■ Task directions
Copy out all lines of the records in which the word "месяц" appears.

■ Input data
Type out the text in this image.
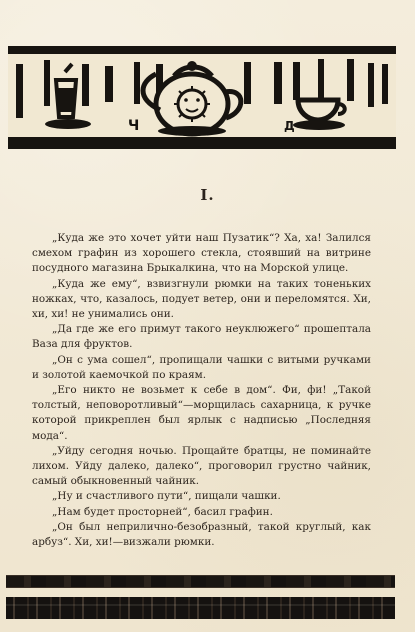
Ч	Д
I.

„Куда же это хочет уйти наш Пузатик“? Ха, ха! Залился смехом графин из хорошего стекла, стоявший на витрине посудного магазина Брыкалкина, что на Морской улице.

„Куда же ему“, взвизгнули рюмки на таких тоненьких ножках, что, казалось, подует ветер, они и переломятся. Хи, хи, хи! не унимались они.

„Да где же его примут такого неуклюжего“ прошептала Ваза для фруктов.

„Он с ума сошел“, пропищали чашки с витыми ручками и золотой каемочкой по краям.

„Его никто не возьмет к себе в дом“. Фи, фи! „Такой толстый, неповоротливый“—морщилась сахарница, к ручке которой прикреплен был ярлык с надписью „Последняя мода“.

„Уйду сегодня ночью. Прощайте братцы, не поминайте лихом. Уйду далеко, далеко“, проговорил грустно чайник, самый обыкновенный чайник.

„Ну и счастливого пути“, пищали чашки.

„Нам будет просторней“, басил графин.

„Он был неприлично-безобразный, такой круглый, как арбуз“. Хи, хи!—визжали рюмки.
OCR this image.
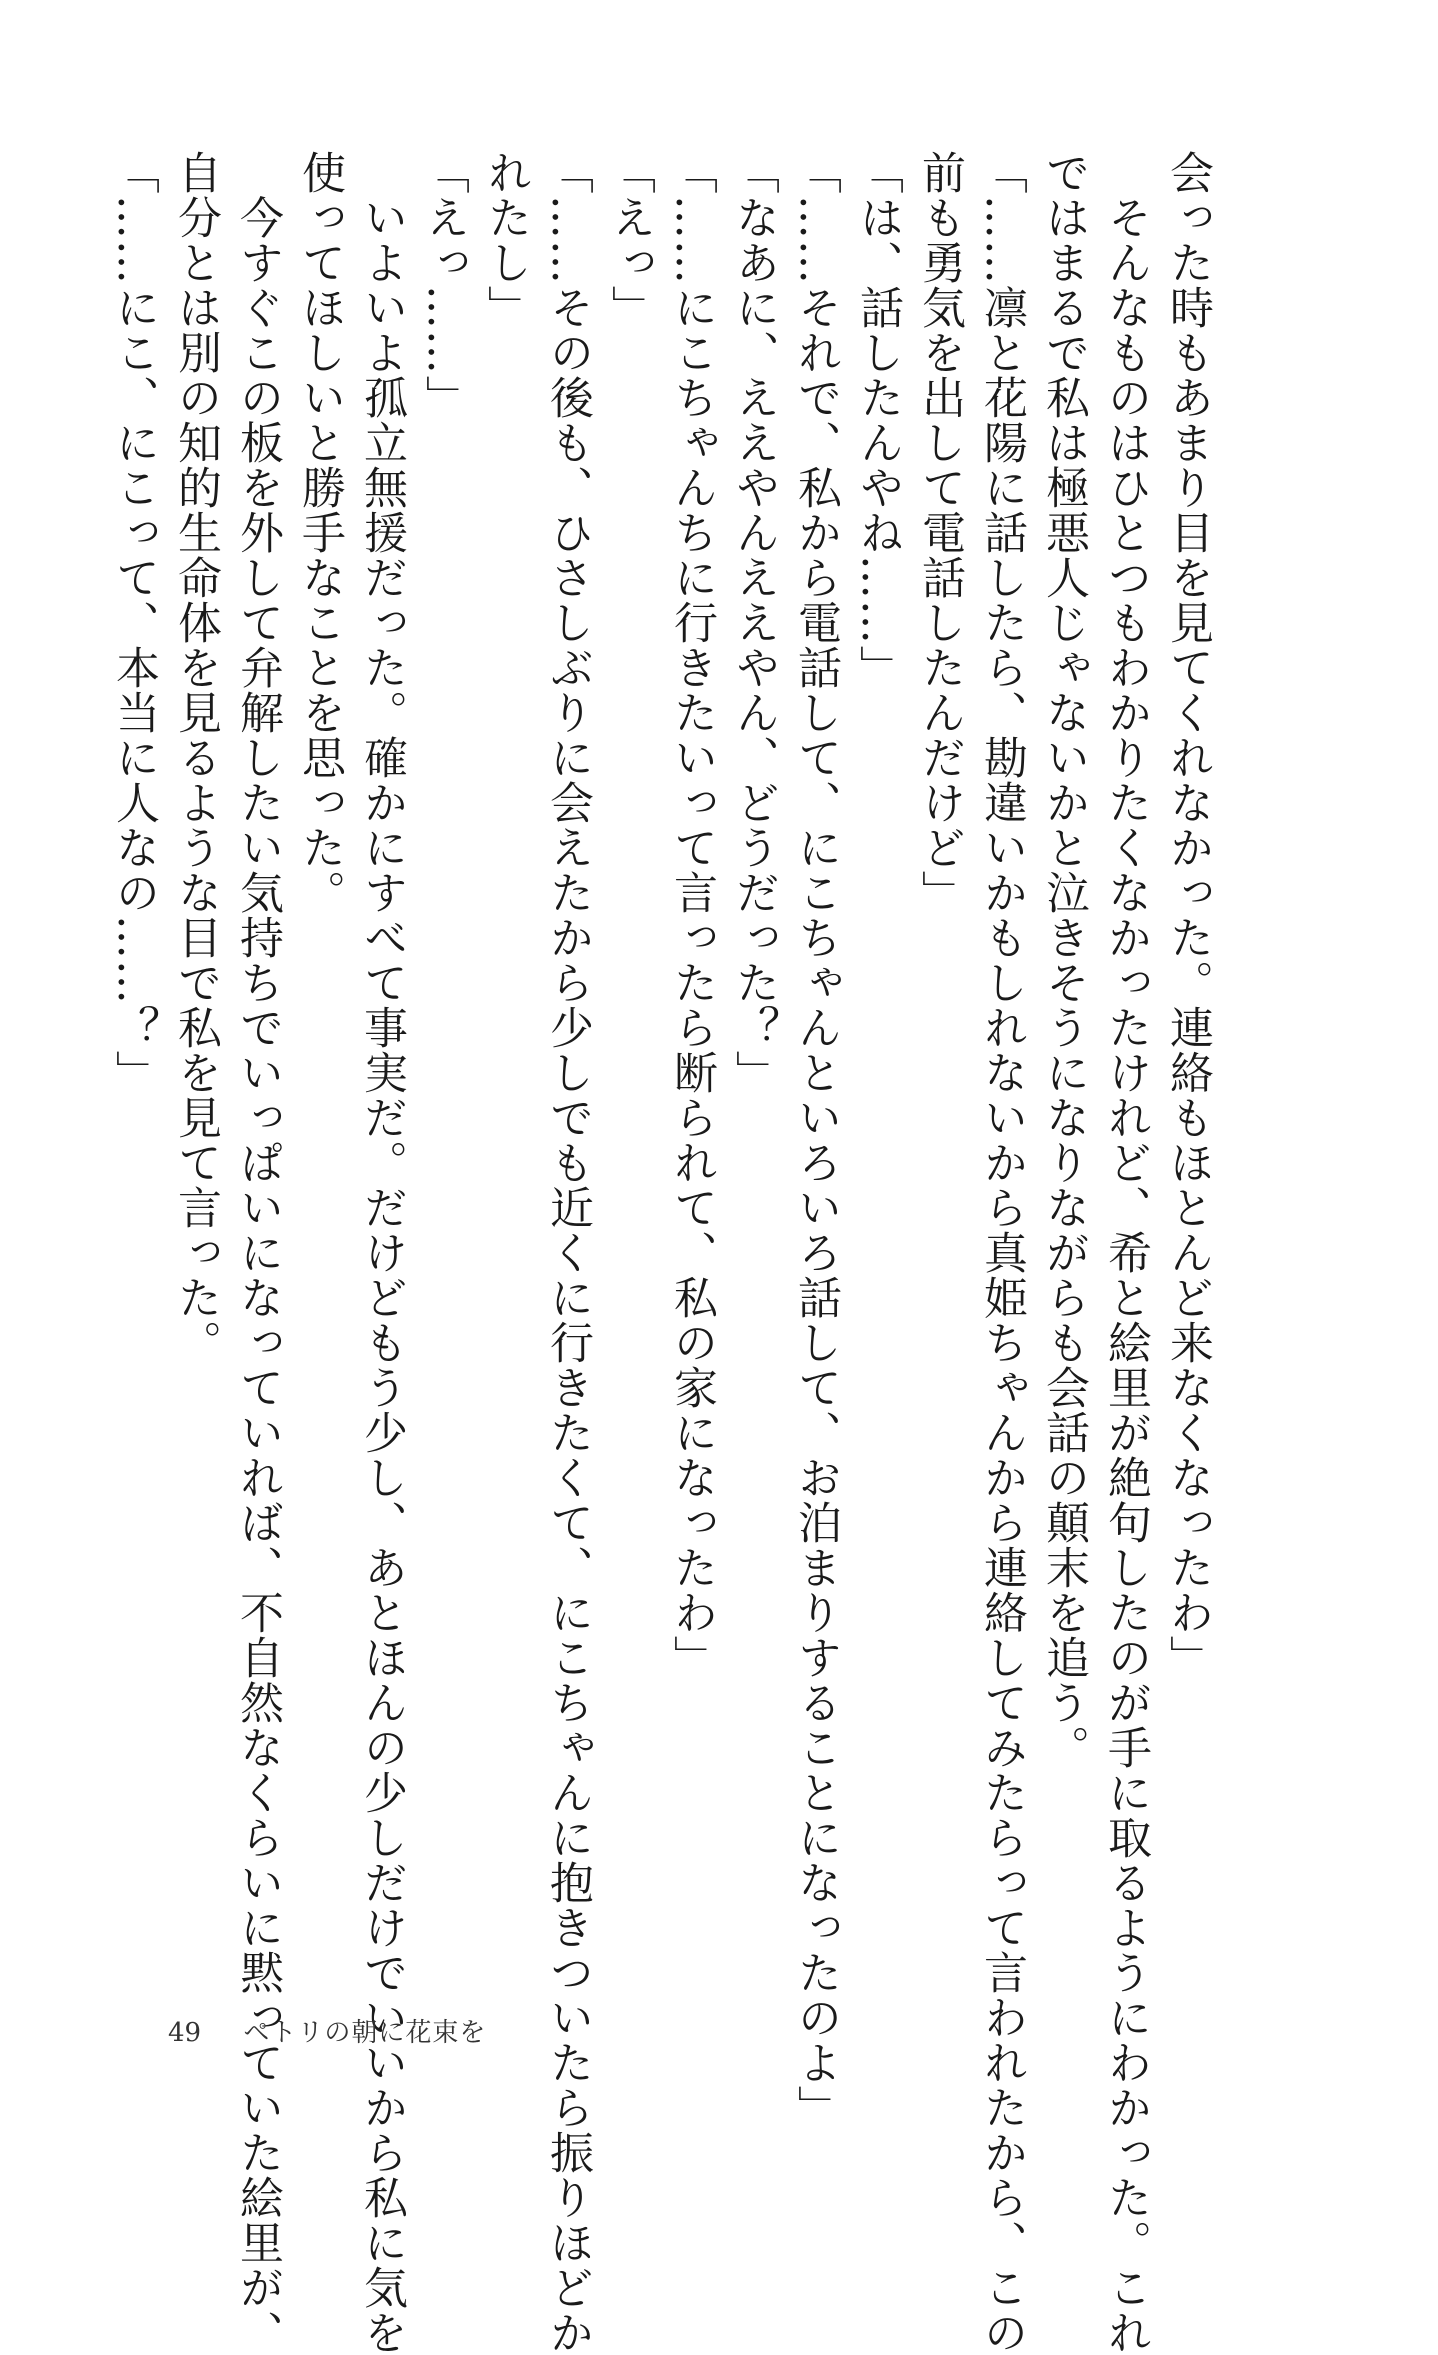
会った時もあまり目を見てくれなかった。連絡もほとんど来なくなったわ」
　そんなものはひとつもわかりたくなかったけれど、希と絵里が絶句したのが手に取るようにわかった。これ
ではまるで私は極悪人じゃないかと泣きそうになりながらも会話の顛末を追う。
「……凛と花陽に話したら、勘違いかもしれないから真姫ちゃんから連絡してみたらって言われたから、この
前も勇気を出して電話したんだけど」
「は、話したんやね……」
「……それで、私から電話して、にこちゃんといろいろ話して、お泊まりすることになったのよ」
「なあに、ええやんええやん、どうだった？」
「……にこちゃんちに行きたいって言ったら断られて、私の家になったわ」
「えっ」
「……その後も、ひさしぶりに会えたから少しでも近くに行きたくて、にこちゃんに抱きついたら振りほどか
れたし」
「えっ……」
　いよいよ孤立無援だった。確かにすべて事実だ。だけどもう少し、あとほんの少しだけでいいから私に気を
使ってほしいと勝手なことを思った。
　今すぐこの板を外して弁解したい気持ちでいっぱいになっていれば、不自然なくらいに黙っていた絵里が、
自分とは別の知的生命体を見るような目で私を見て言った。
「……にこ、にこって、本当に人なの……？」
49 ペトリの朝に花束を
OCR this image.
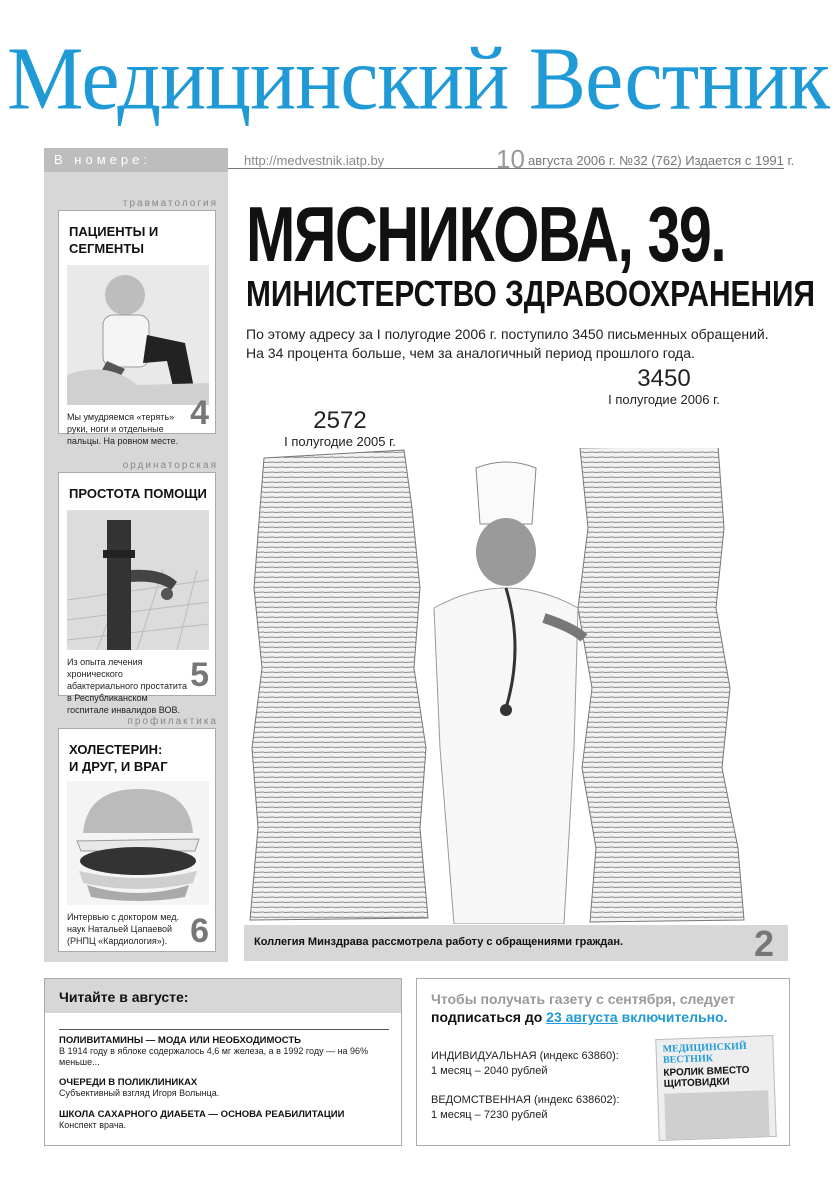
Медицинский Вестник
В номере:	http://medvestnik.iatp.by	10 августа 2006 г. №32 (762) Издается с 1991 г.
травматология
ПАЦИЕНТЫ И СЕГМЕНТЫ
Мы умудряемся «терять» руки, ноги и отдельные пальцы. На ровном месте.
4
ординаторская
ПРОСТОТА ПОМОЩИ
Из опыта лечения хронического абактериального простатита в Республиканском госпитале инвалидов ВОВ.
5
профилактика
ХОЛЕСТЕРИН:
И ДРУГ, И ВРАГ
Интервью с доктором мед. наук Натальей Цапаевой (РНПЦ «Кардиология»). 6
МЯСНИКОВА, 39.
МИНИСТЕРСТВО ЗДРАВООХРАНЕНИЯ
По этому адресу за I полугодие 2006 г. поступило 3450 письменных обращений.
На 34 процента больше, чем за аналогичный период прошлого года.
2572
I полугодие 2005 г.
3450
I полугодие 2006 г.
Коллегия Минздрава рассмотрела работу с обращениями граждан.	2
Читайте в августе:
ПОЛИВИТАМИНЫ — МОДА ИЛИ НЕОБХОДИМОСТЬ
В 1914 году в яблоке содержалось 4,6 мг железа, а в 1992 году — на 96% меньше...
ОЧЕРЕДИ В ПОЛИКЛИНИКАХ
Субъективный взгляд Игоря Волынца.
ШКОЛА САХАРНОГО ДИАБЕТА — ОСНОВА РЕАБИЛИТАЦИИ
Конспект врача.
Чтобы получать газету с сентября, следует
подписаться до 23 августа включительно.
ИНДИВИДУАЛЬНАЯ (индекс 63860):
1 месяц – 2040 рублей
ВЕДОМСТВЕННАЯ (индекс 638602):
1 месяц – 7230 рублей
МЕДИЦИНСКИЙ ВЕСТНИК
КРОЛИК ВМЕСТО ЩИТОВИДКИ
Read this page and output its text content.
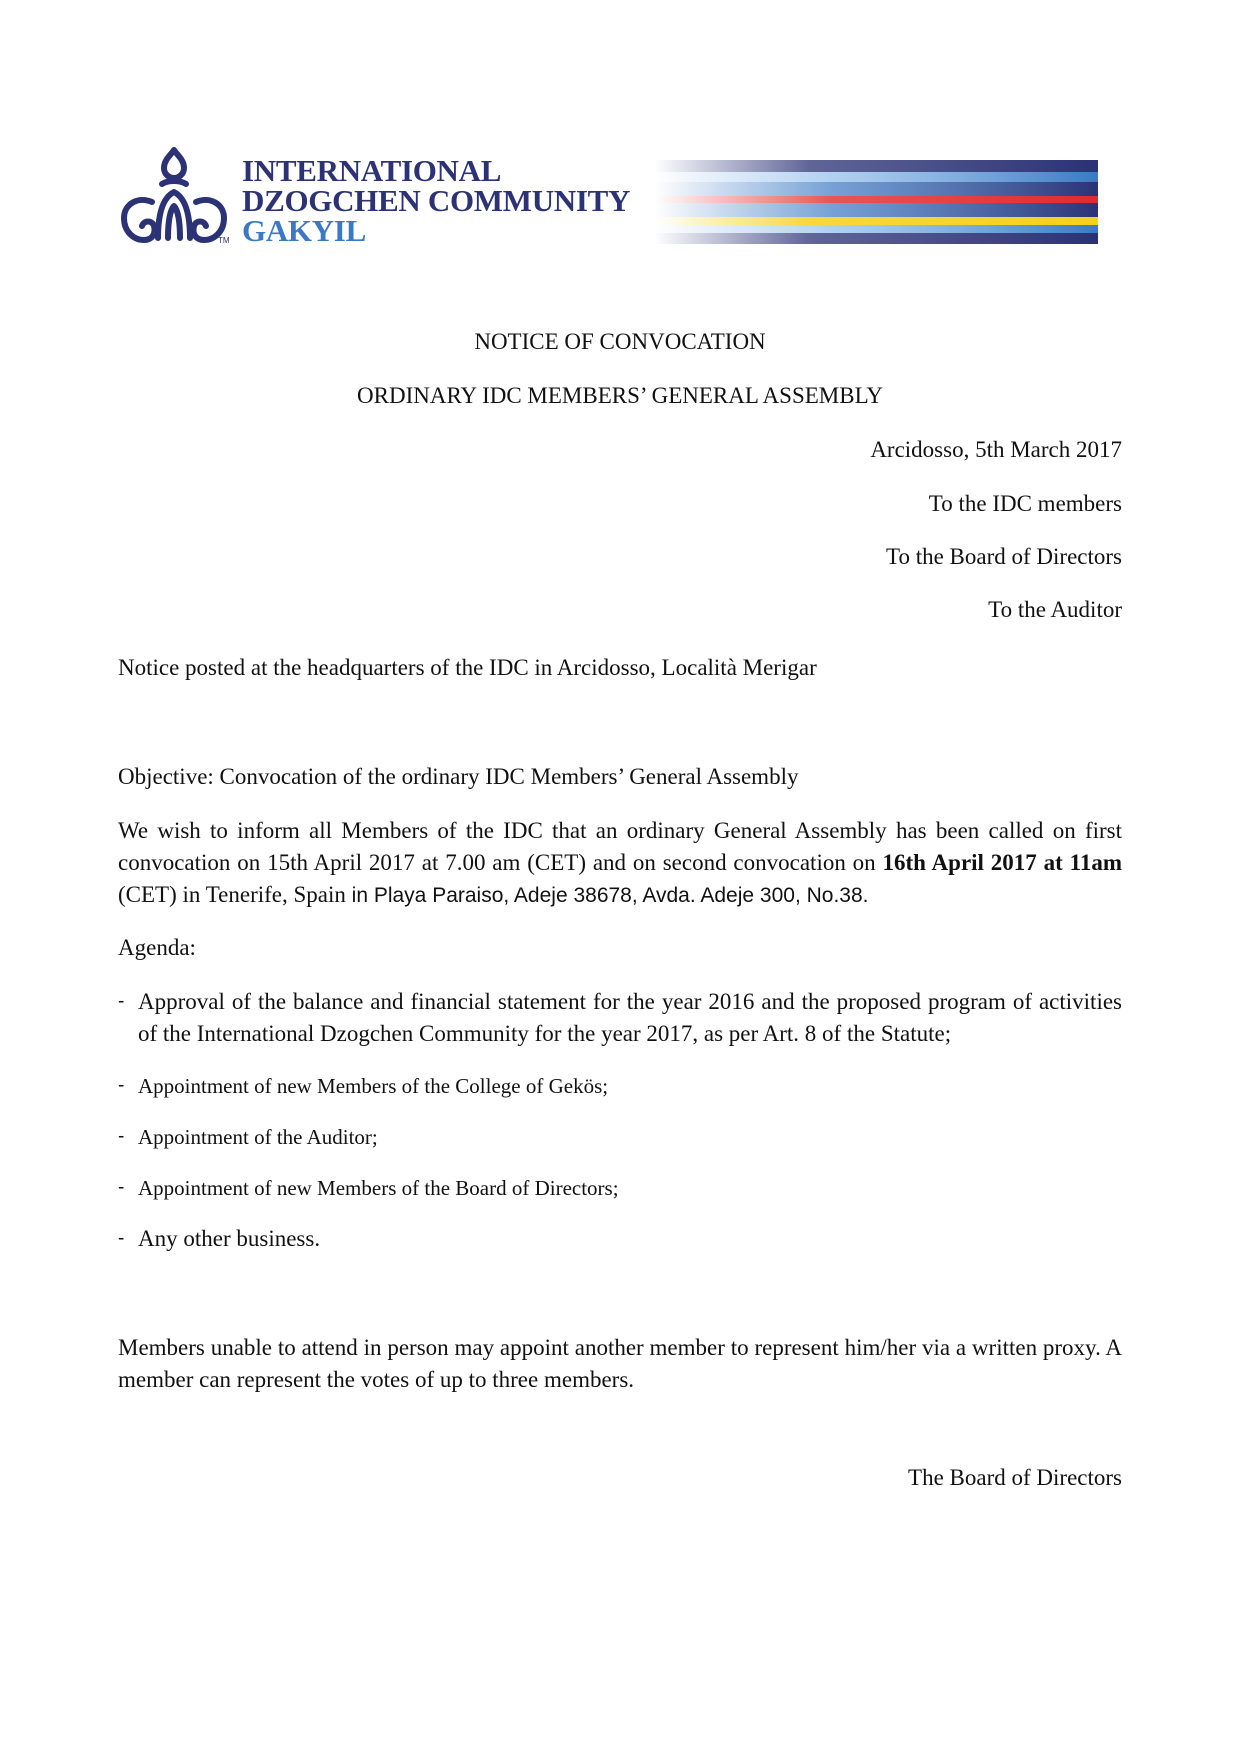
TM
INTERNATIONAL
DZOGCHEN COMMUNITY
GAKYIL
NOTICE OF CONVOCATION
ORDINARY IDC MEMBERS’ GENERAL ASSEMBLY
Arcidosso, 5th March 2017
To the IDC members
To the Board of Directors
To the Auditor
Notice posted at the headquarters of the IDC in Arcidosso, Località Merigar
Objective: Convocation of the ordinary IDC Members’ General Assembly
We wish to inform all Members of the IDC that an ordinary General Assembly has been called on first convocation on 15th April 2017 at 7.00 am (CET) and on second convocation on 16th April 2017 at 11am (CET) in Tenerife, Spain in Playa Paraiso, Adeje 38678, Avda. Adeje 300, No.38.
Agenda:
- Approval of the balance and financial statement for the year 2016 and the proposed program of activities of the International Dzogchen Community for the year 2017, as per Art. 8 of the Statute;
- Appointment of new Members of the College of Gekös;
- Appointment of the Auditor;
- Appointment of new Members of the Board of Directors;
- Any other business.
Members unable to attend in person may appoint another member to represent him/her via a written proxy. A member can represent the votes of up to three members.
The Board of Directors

■ The response
1 месяц – 2040 рублей
1 месяц – 7230 рублей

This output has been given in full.